■ Problem details
Transcribe the lines below verbatim, skipping the images.

[Extracted records]
*****
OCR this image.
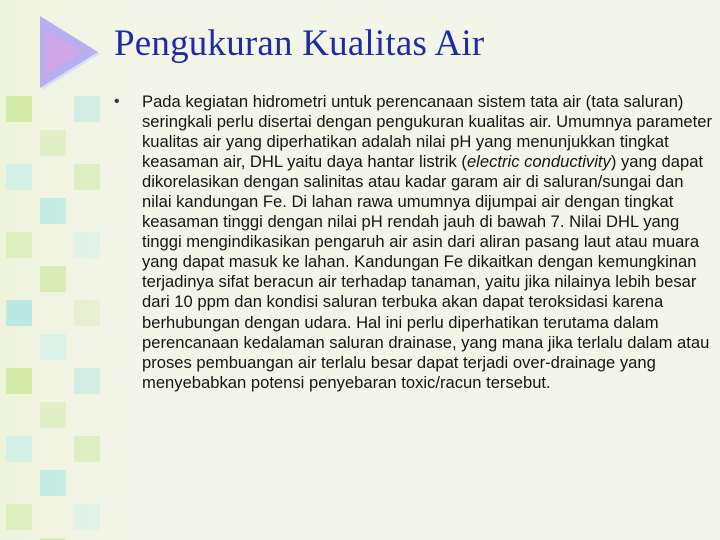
Pengukuran Kualitas Air
• Pada kegiatan hidrometri untuk perencanaan sistem tata air (tata saluran) seringkali perlu disertai dengan pengukuran kualitas air. Umumnya parameter kualitas air yang diperhatikan adalah nilai pH yang menunjukkan tingkat keasaman air, DHL yaitu daya hantar listrik (electric conductivity) yang dapat dikorelasikan dengan salinitas atau kadar garam air di saluran/sungai dan nilai kandungan Fe. Di lahan rawa umumnya dijumpai air dengan tingkat keasaman tinggi dengan nilai pH rendah jauh di bawah 7. Nilai DHL yang tinggi mengindikasikan pengaruh air asin dari aliran pasang laut atau muara yang dapat masuk ke lahan. Kandungan Fe dikaitkan dengan kemungkinan terjadinya sifat beracun air terhadap tanaman, yaitu jika nilainya lebih besar dari 10 ppm dan kondisi saluran terbuka akan dapat teroksidasi karena berhubungan dengan udara. Hal ini perlu diperhatikan terutama dalam perencanaan kedalaman saluran drainase, yang mana jika terlalu dalam atau proses pembuangan air terlalu besar dapat terjadi over-drainage yang menyebabkan potensi penyebaran toxic/racun tersebut.
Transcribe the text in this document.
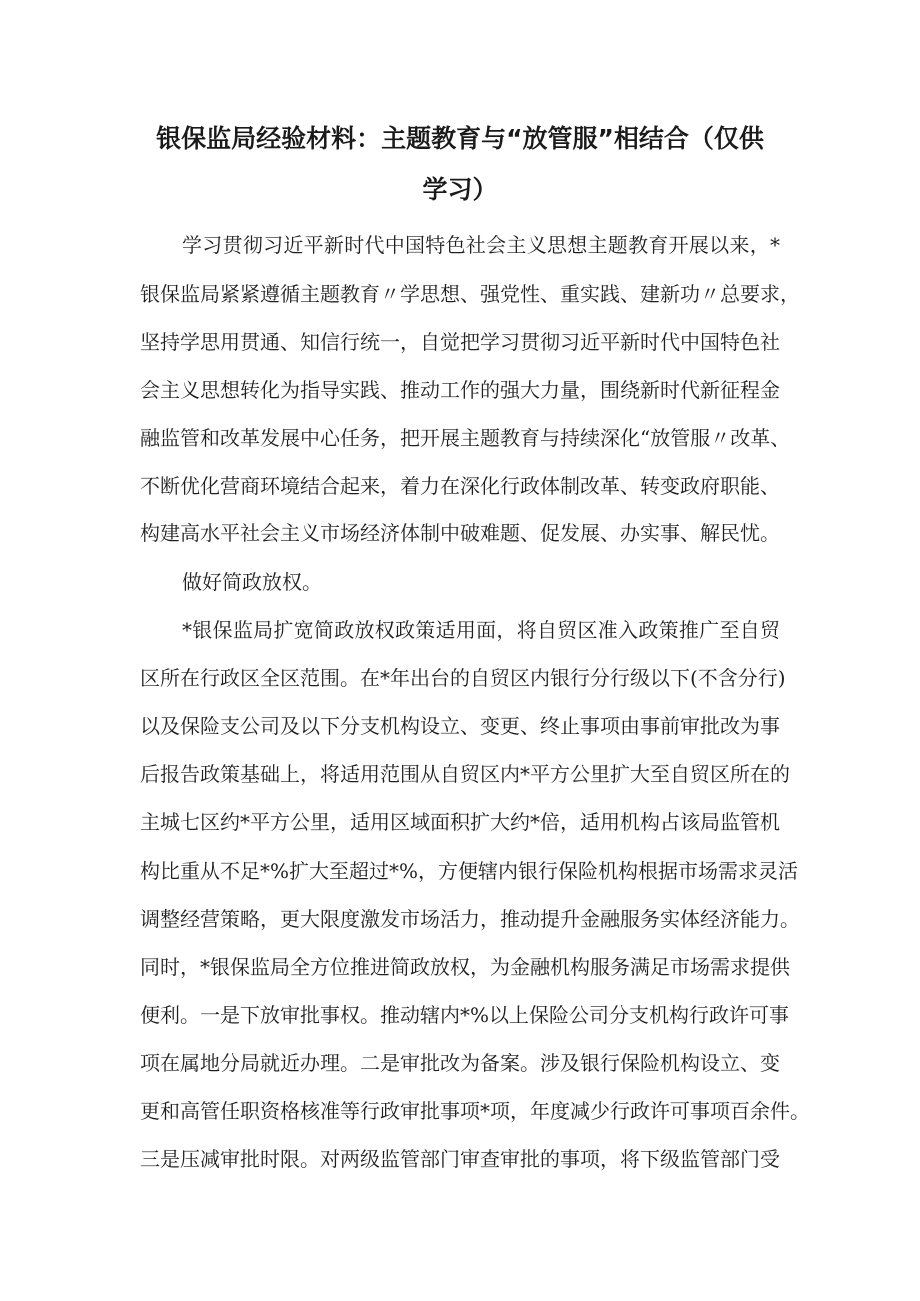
银保监局经验材料：主题教育与“放管服”相结合（仅供
学习）

学习贯彻习近平新时代中国特色社会主义思想主题教育开展以来，*

银保监局紧紧遵循主题教育〃学思想、强党性、重实践、建新功〃总要求，

坚持学思用贯通、知信行统一，自觉把学习贯彻习近平新时代中国特色社

会主义思想转化为指导实践、推动工作的强大力量，围绕新时代新征程金

融监管和改革发展中心任务，把开展主题教育与持续深化“放管服〃改革、

不断优化营商环境结合起来，着力在深化行政体制改革、转变政府职能、

构建高水平社会主义市场经济体制中破难题、促发展、办实事、解民忧。

做好简政放权。

*银保监局扩宽简政放权政策适用面，将自贸区准入政策推广至自贸

区所在行政区全区范围。在*年出台的自贸区内银行分行级以下(不含分行)

以及保险支公司及以下分支机构设立、变更、终止事项由事前审批改为事

后报告政策基础上，将适用范围从自贸区内*平方公里扩大至自贸区所在的

主城七区约*平方公里，适用区域面积扩大约*倍，适用机构占该局监管机

构比重从不足*%扩大至超过*%，方便辖内银行保险机构根据市场需求灵活

调整经营策略，更大限度激发市场活力，推动提升金融服务实体经济能力。

同时，*银保监局全方位推进简政放权，为金融机构服务满足市场需求提供

便利。一是下放审批事权。推动辖内*%以上保险公司分支机构行政许可事

项在属地分局就近办理。二是审批改为备案。涉及银行保险机构设立、变

更和高管任职资格核准等行政审批事项*项，年度减少行政许可事项百余件。

三是压减审批时限。对两级监管部门审查审批的事项，将下级监管部门受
*****
■ Finished answer
OCR this image.
Pengukuran Kualitas Air
• Pada kegiatan hidrometri untuk perencanaan sistem tata air (tata saluran) seringkali perlu disertai dengan pengukuran kualitas air. Umumnya parameter kualitas air yang diperhatikan adalah nilai pH yang menunjukkan tingkat keasaman air, DHL yaitu daya hantar listrik (electric conductivity) yang dapat dikorelasikan dengan salinitas atau kadar garam air di saluran/sungai dan nilai kandungan Fe. Di lahan rawa umumnya dijumpai air dengan tingkat keasaman tinggi dengan nilai pH rendah jauh di bawah 7. Nilai DHL yang tinggi mengindikasikan pengaruh air asin dari aliran pasang laut atau muara yang dapat masuk ke lahan. Kandungan Fe dikaitkan dengan kemungkinan terjadinya sifat beracun air terhadap tanaman, yaitu jika nilainya lebih besar dari 10 ppm dan kondisi saluran terbuka akan dapat teroksidasi karena berhubungan dengan udara. Hal ini perlu diperhatikan terutama dalam perencanaan kedalaman saluran drainase, yang mana jika terlalu dalam atau proses pembuangan air terlalu besar dapat terjadi over-drainage yang menyebabkan potensi penyebaran toxic/racun tersebut.
Transcribe the text in this document.
银保监局经验材料：主题教育与“放管服”相结合（仅供
学习）

学习贯彻习近平新时代中国特色社会主义思想主题教育开展以来，*

银保监局紧紧遵循主题教育〃学思想、强党性、重实践、建新功〃总要求，

坚持学思用贯通、知信行统一，自觉把学习贯彻习近平新时代中国特色社

会主义思想转化为指导实践、推动工作的强大力量，围绕新时代新征程金

融监管和改革发展中心任务，把开展主题教育与持续深化“放管服〃改革、

不断优化营商环境结合起来，着力在深化行政体制改革、转变政府职能、

构建高水平社会主义市场经济体制中破难题、促发展、办实事、解民忧。

做好简政放权。

*银保监局扩宽简政放权政策适用面，将自贸区准入政策推广至自贸

区所在行政区全区范围。在*年出台的自贸区内银行分行级以下(不含分行)

以及保险支公司及以下分支机构设立、变更、终止事项由事前审批改为事

后报告政策基础上，将适用范围从自贸区内*平方公里扩大至自贸区所在的

主城七区约*平方公里，适用区域面积扩大约*倍，适用机构占该局监管机

构比重从不足*%扩大至超过*%，方便辖内银行保险机构根据市场需求灵活

调整经营策略，更大限度激发市场活力，推动提升金融服务实体经济能力。

同时，*银保监局全方位推进简政放权，为金融机构服务满足市场需求提供

便利。一是下放审批事权。推动辖内*%以上保险公司分支机构行政许可事

项在属地分局就近办理。二是审批改为备案。涉及银行保险机构设立、变

更和高管任职资格核准等行政审批事项*项，年度减少行政许可事项百余件。

三是压减审批时限。对两级监管部门审查审批的事项，将下级监管部门受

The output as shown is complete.